> [TEXT]
---+---
Findings in a large international study(5) linked more than 90% of heart attacks to a few easily measured risk factors common to essentially every region and ethnic group around the world. Two of those leading factors are high blood pressure and obesity, the chief risk factor for OSA(6) . These findings add to the mounting evidence of the rising global burden of cardiovascular disease, where in some developing countries has now eclipsed infectious disease as the most important cause of death.
In the United States hypertension affects 50 million Americans and OSA is a primary identifiable cause(7). There is an extremely high correlation of OSA in this population exceeding 50%(8, 9). Additionally, patients with OSA are three times more likely to have heart failure(10). Studies on patients with hypertension, when effectively treated with Continuous Positive Airway Therapy (CPAP) therapy show a decrease in blood pressure within 24 hours(11). CPAP also reduces angina and ST segment depression during sleep and augments heart rate variability during the day(12). A recent study(13) also tracked 72,000 nurses and determined that women who averaged five hours or less of sleep a night were 40% more likely to develop heart disease than women who got eight hours. Such research suggests that getting enough sleep may be nearly as important as eating right and exercising, 2 of the 20 most important preventive factors in avoiding a heart attack.
The Missed OpportunityThe growing recognition of the high prevalence of sleep breathing disorders in cardiology patients has produced an accelerating, though modest, trend in which cardiology patients are referred to sleep specialists for evaluation and treatment. Remarkably, with so much evidence pointing to the links between heart disease and sleep breathing disorders you would assume that sleep lab marketing people would be camping out at cardiologist's doors to get at their patients. Using the data provided above we can estimate that in the CHF population alone there are over 5 million potential OSA sufferers! For these CHF patients their cardiologist is their primary caregiver and the cardiologist has a lock on the referral place he chooses to send his patient to be treated for OSA. However, this audience of patients also presents significant challenges in that their physiology can present classical central apneas without a waxing-waning pattern, or periodic breathing/Cheyne Stokes respiration, a problem especially prevalent in some 2-2.5 million US patients with congestive heart failure or chronic renal failure(14).
---+---
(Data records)
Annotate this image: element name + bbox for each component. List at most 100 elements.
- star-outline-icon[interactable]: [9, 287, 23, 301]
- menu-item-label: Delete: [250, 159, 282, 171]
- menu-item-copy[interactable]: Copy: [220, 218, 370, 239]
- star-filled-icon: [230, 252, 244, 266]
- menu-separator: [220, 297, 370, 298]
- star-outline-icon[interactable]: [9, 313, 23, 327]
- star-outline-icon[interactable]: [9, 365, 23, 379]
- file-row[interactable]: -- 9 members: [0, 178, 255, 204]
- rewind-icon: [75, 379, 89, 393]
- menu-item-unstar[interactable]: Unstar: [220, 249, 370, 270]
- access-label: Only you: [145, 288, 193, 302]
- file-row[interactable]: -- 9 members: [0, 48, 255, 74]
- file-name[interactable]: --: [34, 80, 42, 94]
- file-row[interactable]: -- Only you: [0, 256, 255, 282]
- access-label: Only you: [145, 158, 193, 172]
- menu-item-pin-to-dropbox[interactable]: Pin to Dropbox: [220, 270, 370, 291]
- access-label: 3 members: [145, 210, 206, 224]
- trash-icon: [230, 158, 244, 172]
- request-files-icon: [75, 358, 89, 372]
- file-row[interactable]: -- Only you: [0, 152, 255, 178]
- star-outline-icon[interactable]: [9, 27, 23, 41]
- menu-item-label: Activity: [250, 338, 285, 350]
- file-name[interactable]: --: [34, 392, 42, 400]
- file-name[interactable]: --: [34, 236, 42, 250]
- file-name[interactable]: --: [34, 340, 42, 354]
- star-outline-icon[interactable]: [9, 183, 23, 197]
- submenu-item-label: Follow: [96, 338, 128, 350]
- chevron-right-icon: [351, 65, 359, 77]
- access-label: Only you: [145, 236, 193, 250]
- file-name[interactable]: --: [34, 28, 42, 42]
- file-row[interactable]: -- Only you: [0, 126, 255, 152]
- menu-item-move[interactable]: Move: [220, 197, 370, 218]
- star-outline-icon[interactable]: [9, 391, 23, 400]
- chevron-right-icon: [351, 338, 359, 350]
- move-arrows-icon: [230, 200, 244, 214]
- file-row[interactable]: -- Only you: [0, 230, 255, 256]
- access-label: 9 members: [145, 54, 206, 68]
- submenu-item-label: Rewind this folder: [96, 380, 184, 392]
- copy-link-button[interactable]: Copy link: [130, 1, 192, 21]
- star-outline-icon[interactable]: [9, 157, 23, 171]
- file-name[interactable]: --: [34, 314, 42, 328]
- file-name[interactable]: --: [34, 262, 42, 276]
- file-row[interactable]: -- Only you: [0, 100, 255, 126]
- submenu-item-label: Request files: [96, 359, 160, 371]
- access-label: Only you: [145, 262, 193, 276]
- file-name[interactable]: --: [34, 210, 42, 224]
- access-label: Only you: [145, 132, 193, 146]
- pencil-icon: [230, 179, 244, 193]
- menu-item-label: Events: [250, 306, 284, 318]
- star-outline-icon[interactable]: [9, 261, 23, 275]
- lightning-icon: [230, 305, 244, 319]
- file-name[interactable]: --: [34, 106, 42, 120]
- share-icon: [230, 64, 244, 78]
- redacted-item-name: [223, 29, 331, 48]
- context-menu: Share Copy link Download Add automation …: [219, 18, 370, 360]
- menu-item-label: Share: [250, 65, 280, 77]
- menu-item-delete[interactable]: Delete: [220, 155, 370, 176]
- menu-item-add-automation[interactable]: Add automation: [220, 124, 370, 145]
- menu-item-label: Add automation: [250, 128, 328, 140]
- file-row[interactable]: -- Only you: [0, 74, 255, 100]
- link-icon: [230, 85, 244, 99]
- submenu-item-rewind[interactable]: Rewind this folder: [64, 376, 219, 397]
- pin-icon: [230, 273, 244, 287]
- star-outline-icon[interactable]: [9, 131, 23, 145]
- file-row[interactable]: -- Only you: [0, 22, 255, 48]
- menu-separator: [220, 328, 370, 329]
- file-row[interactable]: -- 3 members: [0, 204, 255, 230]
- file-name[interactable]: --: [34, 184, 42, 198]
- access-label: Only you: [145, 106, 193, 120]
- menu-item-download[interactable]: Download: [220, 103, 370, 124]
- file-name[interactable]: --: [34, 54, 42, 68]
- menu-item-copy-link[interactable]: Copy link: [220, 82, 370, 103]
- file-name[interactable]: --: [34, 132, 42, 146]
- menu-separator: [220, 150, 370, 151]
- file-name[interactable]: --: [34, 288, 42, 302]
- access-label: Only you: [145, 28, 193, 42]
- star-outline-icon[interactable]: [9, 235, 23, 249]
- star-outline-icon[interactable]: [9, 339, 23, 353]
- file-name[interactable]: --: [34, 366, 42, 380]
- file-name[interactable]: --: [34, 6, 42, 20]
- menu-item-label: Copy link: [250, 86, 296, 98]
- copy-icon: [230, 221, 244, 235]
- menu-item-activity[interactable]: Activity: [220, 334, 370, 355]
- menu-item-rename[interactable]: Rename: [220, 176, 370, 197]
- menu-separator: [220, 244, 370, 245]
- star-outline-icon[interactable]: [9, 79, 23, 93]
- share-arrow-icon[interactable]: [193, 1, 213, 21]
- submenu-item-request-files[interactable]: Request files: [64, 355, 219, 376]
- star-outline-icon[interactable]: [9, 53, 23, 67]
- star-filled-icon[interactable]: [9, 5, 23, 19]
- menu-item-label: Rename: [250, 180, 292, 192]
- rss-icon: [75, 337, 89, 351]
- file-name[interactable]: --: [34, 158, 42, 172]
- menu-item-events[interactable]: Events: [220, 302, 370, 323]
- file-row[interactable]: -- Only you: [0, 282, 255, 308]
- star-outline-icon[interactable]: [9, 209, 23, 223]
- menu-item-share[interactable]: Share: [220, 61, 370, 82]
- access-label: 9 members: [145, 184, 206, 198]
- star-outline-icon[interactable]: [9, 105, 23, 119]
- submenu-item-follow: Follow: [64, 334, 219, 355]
---+---
> [REQUIRED ACTIONS]
(A) Quote the sleep apnea text word for word, everything from "Findings in a" down to "cause of death.".
(B) List every effect of CPAP therapy that the sleep apnea text reports.
(C) According to the sleep apnea text, how many Americans does hypertension affect?
The items are separate material and are not part of the sleep apnea text.

> [OUTPUTS IN ORDER]
(A)
Findings in a large international study(5) linked more than 90% of heart attacks to a few easily measured risk factors common to essentially every region and ethnic group around the world. Two of those leading factors are high blood pressure and obesity, the chief risk factor for OSA(6) . These findings add to the mounting evidence of the rising global burden of cardiovascular disease, where in some developing countries has now eclipsed infectious disease as the most important cause of death.

(B)
- A decrease in blood pressure within 24 hours in patients with hypertension
- Reduced angina
- Reduced ST segment depression during sleep
- Augmented heart rate variability during the day

(C) 50 million